• **EXERCISE OBJECTIVE**
Write out the listing beneath this instruction in its entirety, exactly as it reads.

• **DATA PROVIDED**

━━━━

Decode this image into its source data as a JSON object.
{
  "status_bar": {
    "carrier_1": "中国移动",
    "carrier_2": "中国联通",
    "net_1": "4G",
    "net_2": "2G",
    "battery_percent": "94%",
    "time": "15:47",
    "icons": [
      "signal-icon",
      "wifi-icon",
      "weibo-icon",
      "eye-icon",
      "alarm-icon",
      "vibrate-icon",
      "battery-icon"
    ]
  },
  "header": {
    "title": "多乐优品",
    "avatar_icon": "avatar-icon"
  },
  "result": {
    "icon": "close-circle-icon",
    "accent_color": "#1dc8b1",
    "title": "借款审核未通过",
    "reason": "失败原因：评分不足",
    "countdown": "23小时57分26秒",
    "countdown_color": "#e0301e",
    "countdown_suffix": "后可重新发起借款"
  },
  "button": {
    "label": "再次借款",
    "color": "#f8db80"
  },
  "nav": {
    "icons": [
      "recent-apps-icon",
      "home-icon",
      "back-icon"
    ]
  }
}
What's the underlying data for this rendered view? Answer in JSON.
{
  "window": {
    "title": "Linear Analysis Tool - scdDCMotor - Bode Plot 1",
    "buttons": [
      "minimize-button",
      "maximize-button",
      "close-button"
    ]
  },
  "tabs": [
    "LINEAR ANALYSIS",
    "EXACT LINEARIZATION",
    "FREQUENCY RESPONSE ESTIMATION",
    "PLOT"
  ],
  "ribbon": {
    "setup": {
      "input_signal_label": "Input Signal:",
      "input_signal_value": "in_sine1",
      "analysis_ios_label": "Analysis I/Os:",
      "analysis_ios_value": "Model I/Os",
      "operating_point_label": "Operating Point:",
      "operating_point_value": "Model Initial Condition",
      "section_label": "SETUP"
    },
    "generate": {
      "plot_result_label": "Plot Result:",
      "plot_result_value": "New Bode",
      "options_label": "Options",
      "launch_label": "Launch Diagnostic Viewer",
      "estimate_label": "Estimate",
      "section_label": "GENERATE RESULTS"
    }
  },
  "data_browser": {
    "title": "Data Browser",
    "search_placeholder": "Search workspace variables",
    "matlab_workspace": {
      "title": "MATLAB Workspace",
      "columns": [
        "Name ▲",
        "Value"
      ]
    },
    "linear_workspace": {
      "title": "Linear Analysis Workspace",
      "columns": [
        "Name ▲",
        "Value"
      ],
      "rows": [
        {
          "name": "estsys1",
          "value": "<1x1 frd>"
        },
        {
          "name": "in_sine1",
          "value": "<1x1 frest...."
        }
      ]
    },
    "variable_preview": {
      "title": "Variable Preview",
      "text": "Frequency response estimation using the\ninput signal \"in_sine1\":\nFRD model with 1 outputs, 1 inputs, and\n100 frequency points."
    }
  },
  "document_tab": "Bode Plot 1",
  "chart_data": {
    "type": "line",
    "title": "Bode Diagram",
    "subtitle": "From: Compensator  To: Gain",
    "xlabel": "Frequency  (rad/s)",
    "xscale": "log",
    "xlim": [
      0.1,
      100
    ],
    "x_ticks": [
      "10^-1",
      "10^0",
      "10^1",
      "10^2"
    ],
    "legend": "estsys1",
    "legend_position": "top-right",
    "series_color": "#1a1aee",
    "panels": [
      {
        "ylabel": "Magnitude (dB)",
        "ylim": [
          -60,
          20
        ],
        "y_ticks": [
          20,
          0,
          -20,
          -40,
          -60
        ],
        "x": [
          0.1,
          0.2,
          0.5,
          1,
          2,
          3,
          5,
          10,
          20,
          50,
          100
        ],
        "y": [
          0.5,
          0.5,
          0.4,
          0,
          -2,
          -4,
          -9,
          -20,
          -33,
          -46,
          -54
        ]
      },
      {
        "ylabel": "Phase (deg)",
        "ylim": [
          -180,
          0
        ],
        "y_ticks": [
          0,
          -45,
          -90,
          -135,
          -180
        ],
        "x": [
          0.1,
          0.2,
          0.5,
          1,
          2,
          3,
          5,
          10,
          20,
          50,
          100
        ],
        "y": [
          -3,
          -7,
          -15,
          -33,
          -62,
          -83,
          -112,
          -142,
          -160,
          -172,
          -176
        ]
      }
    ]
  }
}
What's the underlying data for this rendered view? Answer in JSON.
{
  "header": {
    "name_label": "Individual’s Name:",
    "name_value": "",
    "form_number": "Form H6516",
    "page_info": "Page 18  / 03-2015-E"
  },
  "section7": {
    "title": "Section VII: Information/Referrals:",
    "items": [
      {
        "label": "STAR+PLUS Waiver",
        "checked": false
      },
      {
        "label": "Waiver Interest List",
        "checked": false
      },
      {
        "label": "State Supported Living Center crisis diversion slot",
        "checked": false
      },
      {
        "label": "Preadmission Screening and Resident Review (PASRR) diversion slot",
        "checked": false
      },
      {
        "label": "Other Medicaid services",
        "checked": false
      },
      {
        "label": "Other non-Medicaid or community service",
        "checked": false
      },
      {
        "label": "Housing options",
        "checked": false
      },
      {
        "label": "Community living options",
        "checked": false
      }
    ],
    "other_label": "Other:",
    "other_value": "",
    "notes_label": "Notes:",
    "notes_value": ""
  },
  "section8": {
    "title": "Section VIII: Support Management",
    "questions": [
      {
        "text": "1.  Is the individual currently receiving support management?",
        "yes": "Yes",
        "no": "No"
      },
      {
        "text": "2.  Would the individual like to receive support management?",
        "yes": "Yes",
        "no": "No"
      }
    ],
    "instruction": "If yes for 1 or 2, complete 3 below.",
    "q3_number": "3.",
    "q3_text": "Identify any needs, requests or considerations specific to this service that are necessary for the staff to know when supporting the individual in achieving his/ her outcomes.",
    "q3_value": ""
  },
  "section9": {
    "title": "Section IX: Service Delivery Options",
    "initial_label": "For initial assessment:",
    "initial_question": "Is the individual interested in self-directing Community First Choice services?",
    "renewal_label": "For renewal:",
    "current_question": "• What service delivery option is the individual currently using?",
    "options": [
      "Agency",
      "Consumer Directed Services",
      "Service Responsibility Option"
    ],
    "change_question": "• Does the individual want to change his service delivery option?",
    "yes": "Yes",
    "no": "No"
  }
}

━━━━

• **REPLY**
Decode this image into its source data as a JSON object.
{
  "status_bar": {
    "carrier_1": "中国移动",
    "carrier_2": "中国联通",
    "net_1": "4G",
    "net_2": "2G",
    "battery_percent": "94%",
    "time": "15:47",
    "icons": [
      "signal-icon",
      "wifi-icon",
      "weibo-icon",
      "eye-icon",
      "alarm-icon",
      "vibrate-icon",
      "battery-icon"
    ]
  },
  "header": {
    "title": "多乐优品",
    "avatar_icon": "avatar-icon"
  },
  "result": {
    "icon": "close-circle-icon",
    "accent_color": "#1dc8b1",
    "title": "借款审核未通过",
    "reason": "失败原因：评分不足",
    "countdown": "23小时57分26秒",
    "countdown_color": "#e0301e",
    "countdown_suffix": "后可重新发起借款"
  },
  "button": {
    "label": "再次借款",
    "color": "#f8db80"
  },
  "nav": {
    "icons": [
      "recent-apps-icon",
      "home-icon",
      "back-icon"
    ]
  }
}
What's the underlying data for this rendered view? Answer in JSON.
{
  "window": {
    "title": "Linear Analysis Tool - scdDCMotor - Bode Plot 1",
    "buttons": [
      "minimize-button",
      "maximize-button",
      "close-button"
    ]
  },
  "tabs": [
    "LINEAR ANALYSIS",
    "EXACT LINEARIZATION",
    "FREQUENCY RESPONSE ESTIMATION",
    "PLOT"
  ],
  "ribbon": {
    "setup": {
      "input_signal_label": "Input Signal:",
      "input_signal_value": "in_sine1",
      "analysis_ios_label": "Analysis I/Os:",
      "analysis_ios_value": "Model I/Os",
      "operating_point_label": "Operating Point:",
      "operating_point_value": "Model Initial Condition",
      "section_label": "SETUP"
    },
    "generate": {
      "plot_result_label": "Plot Result:",
      "plot_result_value": "New Bode",
      "options_label": "Options",
      "launch_label": "Launch Diagnostic Viewer",
      "estimate_label": "Estimate",
      "section_label": "GENERATE RESULTS"
    }
  },
  "data_browser": {
    "title": "Data Browser",
    "search_placeholder": "Search workspace variables",
    "matlab_workspace": {
      "title": "MATLAB Workspace",
      "columns": [
        "Name ▲",
        "Value"
      ]
    },
    "linear_workspace": {
      "title": "Linear Analysis Workspace",
      "columns": [
        "Name ▲",
        "Value"
      ],
      "rows": [
        {
          "name": "estsys1",
          "value": "<1x1 frd>"
        },
        {
          "name": "in_sine1",
          "value": "<1x1 frest...."
        }
      ]
    },
    "variable_preview": {
      "title": "Variable Preview",
      "text": "Frequency response estimation using the\ninput signal \"in_sine1\":\nFRD model with 1 outputs, 1 inputs, and\n100 frequency points."
    }
  },
  "document_tab": "Bode Plot 1",
  "chart_data": {
    "type": "line",
    "title": "Bode Diagram",
    "subtitle": "From: Compensator  To: Gain",
    "xlabel": "Frequency  (rad/s)",
    "xscale": "log",
    "xlim": [
      0.1,
      100
    ],
    "x_ticks": [
      "10^-1",
      "10^0",
      "10^1",
      "10^2"
    ],
    "legend": "estsys1",
    "legend_position": "top-right",
    "series_color": "#1a1aee",
    "panels": [
      {
        "ylabel": "Magnitude (dB)",
        "ylim": [
          -60,
          20
        ],
        "y_ticks": [
          20,
          0,
          -20,
          -40,
          -60
        ],
        "x": [
          0.1,
          0.2,
          0.5,
          1,
          2,
          3,
          5,
          10,
          20,
          50,
          100
        ],
        "y": [
          0.5,
          0.5,
          0.4,
          0,
          -2,
          -4,
          -9,
          -20,
          -33,
          -46,
          -54
        ]
      },
      {
        "ylabel": "Phase (deg)",
        "ylim": [
          -180,
          0
        ],
        "y_ticks": [
          0,
          -45,
          -90,
          -135,
          -180
        ],
        "x": [
          0.1,
          0.2,
          0.5,
          1,
          2,
          3,
          5,
          10,
          20,
          50,
          100
        ],
        "y": [
          -3,
          -7,
          -15,
          -33,
          -62,
          -83,
          -112,
          -142,
          -160,
          -172,
          -176
        ]
      }
    ]
  }
}
What's the underlying data for this rendered view? Answer in JSON.
{
  "header": {
    "name_label": "Individual’s Name:",
    "name_value": "",
    "form_number": "Form H6516",
    "page_info": "Page 18  / 03-2015-E"
  },
  "section7": {
    "title": "Section VII: Information/Referrals:",
    "items": [
      {
        "label": "STAR+PLUS Waiver",
        "checked": false
      },
      {
        "label": "Waiver Interest List",
        "checked": false
      },
      {
        "label": "State Supported Living Center crisis diversion slot",
        "checked": false
      },
      {
        "label": "Preadmission Screening and Resident Review (PASRR) diversion slot",
        "checked": false
      },
      {
        "label": "Other Medicaid services",
        "checked": false
      },
      {
        "label": "Other non-Medicaid or community service",
        "checked": false
      },
      {
        "label": "Housing options",
        "checked": false
      },
      {
        "label": "Community living options",
        "checked": false
      }
    ],
    "other_label": "Other:",
    "other_value": "",
    "notes_label": "Notes:",
    "notes_value": ""
  },
  "section8": {
    "title": "Section VIII: Support Management",
    "questions": [
      {
        "text": "1.  Is the individual currently receiving support management?",
        "yes": "Yes",
        "no": "No"
      },
      {
        "text": "2.  Would the individual like to receive support management?",
        "yes": "Yes",
        "no": "No"
      }
    ],
    "instruction": "If yes for 1 or 2, complete 3 below.",
    "q3_number": "3.",
    "q3_text": "Identify any needs, requests or considerations specific to this service that are necessary for the staff to know when supporting the individual in achieving his/ her outcomes.",
    "q3_value": ""
  },
  "section9": {
    "title": "Section IX: Service Delivery Options",
    "initial_label": "For initial assessment:",
    "initial_question": "Is the individual interested in self-directing Community First Choice services?",
    "renewal_label": "For renewal:",
    "current_question": "• What service delivery option is the individual currently using?",
    "options": [
      "Agency",
      "Consumer Directed Services",
      "Service Responsibility Option"
    ],
    "change_question": "• Does the individual want to change his service delivery option?",
    "yes": "Yes",
    "no": "No"
  }
}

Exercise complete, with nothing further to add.